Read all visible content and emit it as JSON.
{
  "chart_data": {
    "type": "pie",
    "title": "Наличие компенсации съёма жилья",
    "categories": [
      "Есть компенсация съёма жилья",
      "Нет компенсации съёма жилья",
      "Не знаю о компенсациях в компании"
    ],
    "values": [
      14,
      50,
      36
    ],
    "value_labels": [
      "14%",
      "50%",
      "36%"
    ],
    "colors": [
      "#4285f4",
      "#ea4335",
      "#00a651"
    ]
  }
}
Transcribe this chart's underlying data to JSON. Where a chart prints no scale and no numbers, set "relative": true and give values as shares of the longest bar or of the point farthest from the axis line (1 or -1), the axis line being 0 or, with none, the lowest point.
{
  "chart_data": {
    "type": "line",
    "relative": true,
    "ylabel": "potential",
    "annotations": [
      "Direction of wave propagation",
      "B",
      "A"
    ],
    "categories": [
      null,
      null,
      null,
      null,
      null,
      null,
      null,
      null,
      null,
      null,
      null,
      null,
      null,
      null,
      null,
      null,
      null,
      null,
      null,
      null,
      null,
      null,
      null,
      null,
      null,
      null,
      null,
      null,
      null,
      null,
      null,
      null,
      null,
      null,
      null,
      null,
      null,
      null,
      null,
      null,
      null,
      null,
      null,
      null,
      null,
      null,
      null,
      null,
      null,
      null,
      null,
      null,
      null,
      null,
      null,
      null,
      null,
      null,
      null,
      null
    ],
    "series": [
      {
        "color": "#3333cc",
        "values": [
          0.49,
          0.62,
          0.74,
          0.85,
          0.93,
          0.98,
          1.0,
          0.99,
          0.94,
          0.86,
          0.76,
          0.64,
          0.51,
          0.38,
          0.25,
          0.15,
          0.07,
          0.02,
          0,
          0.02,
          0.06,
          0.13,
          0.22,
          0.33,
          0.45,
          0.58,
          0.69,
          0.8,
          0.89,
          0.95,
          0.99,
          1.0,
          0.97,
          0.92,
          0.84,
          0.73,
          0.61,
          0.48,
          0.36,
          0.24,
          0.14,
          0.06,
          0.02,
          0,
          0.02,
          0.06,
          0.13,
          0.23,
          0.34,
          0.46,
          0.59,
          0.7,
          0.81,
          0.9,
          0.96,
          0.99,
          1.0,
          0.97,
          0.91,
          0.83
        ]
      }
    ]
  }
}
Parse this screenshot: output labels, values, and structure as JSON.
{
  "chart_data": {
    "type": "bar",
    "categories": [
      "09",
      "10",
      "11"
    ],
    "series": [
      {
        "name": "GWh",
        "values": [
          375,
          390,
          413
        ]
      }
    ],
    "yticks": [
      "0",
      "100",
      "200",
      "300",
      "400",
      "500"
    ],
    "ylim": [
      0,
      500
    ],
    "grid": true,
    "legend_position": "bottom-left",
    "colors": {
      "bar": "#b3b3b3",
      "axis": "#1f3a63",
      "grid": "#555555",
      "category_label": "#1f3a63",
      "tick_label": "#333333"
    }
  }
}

++++++

** Requirements **
Every line from the one containing "Parse this screenshot: output" through the end of the entries above must be echoed exactly, with both ends kept.

** Solution to the exercise **
Parse this screenshot: output labels, values, and structure as JSON.
{
  "chart_data": {
    "type": "bar",
    "categories": [
      "09",
      "10",
      "11"
    ],
    "series": [
      {
        "name": "GWh",
        "values": [
          375,
          390,
          413
        ]
      }
    ],
    "yticks": [
      "0",
      "100",
      "200",
      "300",
      "400",
      "500"
    ],
    "ylim": [
      0,
      500
    ],
    "grid": true,
    "legend_position": "bottom-left",
    "colors": {
      "bar": "#b3b3b3",
      "axis": "#1f3a63",
      "grid": "#555555",
      "category_label": "#1f3a63",
      "tick_label": "#333333"
    }
  }
}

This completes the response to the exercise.